Your task is to copy every line of this material exactly.

## start Dataset entries

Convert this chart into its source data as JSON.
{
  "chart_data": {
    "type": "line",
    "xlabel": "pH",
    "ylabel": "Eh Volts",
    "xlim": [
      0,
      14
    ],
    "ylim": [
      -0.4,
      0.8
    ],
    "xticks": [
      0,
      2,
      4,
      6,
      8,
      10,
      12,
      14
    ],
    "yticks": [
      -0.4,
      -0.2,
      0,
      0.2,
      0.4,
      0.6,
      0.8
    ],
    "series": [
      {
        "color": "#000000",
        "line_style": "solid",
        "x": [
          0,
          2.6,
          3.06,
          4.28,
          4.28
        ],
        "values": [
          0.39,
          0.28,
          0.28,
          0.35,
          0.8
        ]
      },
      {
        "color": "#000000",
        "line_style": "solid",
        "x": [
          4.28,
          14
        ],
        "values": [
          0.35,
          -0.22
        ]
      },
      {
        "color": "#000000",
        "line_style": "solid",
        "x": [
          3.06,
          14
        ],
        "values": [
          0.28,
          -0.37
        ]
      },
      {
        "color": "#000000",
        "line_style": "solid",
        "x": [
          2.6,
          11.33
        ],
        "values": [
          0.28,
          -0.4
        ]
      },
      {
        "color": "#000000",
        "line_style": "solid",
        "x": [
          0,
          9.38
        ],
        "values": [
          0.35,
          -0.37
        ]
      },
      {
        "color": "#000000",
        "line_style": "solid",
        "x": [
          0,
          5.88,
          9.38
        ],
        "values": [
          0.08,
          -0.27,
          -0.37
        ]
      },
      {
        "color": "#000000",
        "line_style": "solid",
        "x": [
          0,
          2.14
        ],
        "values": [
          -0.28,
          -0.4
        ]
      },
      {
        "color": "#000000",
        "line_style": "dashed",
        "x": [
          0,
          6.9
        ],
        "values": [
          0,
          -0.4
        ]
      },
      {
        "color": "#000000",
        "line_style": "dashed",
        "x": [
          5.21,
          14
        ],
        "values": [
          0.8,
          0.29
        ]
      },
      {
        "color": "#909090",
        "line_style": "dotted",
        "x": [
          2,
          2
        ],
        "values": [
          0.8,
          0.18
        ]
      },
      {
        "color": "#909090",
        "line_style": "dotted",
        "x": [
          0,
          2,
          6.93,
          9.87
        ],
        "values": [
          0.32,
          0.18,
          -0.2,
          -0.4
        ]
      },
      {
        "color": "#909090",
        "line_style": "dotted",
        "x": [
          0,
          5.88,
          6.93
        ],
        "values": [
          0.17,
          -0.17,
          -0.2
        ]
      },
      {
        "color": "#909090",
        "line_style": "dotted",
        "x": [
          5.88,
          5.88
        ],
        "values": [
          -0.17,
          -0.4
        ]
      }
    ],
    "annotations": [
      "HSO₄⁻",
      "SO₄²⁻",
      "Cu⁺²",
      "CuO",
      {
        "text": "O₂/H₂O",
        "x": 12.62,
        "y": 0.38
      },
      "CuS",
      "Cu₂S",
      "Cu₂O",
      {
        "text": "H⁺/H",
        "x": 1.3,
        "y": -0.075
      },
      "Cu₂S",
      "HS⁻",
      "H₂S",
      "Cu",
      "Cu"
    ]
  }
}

## end Dataset entries

__Output for this exercise__.
Convert this chart into its source data as JSON.
{
  "chart_data": {
    "type": "line",
    "xlabel": "pH",
    "ylabel": "Eh Volts",
    "xlim": [
      0,
      14
    ],
    "ylim": [
      -0.4,
      0.8
    ],
    "xticks": [
      0,
      2,
      4,
      6,
      8,
      10,
      12,
      14
    ],
    "yticks": [
      -0.4,
      -0.2,
      0,
      0.2,
      0.4,
      0.6,
      0.8
    ],
    "series": [
      {
        "color": "#000000",
        "line_style": "solid",
        "x": [
          0,
          2.6,
          3.06,
          4.28,
          4.28
        ],
        "values": [
          0.39,
          0.28,
          0.28,
          0.35,
          0.8
        ]
      },
      {
        "color": "#000000",
        "line_style": "solid",
        "x": [
          4.28,
          14
        ],
        "values": [
          0.35,
          -0.22
        ]
      },
      {
        "color": "#000000",
        "line_style": "solid",
        "x": [
          3.06,
          14
        ],
        "values": [
          0.28,
          -0.37
        ]
      },
      {
        "color": "#000000",
        "line_style": "solid",
        "x": [
          2.6,
          11.33
        ],
        "values": [
          0.28,
          -0.4
        ]
      },
      {
        "color": "#000000",
        "line_style": "solid",
        "x": [
          0,
          9.38
        ],
        "values": [
          0.35,
          -0.37
        ]
      },
      {
        "color": "#000000",
        "line_style": "solid",
        "x": [
          0,
          5.88,
          9.38
        ],
        "values": [
          0.08,
          -0.27,
          -0.37
        ]
      },
      {
        "color": "#000000",
        "line_style": "solid",
        "x": [
          0,
          2.14
        ],
        "values": [
          -0.28,
          -0.4
        ]
      },
      {
        "color": "#000000",
        "line_style": "dashed",
        "x": [
          0,
          6.9
        ],
        "values": [
          0,
          -0.4
        ]
      },
      {
        "color": "#000000",
        "line_style": "dashed",
        "x": [
          5.21,
          14
        ],
        "values": [
          0.8,
          0.29
        ]
      },
      {
        "color": "#909090",
        "line_style": "dotted",
        "x": [
          2,
          2
        ],
        "values": [
          0.8,
          0.18
        ]
      },
      {
        "color": "#909090",
        "line_style": "dotted",
        "x": [
          0,
          2,
          6.93,
          9.87
        ],
        "values": [
          0.32,
          0.18,
          -0.2,
          -0.4
        ]
      },
      {
        "color": "#909090",
        "line_style": "dotted",
        "x": [
          0,
          5.88,
          6.93
        ],
        "values": [
          0.17,
          -0.17,
          -0.2
        ]
      },
      {
        "color": "#909090",
        "line_style": "dotted",
        "x": [
          5.88,
          5.88
        ],
        "values": [
          -0.17,
          -0.4
        ]
      }
    ],
    "annotations": [
      "HSO₄⁻",
      "SO₄²⁻",
      "Cu⁺²",
      "CuO",
      {
        "text": "O₂/H₂O",
        "x": 12.62,
        "y": 0.38
      },
      "CuS",
      "Cu₂S",
      "Cu₂O",
      {
        "text": "H⁺/H",
        "x": 1.3,
        "y": -0.075
      },
      "Cu₂S",
      "HS⁻",
      "H₂S",
      "Cu",
      "Cu"
    ]
  }
}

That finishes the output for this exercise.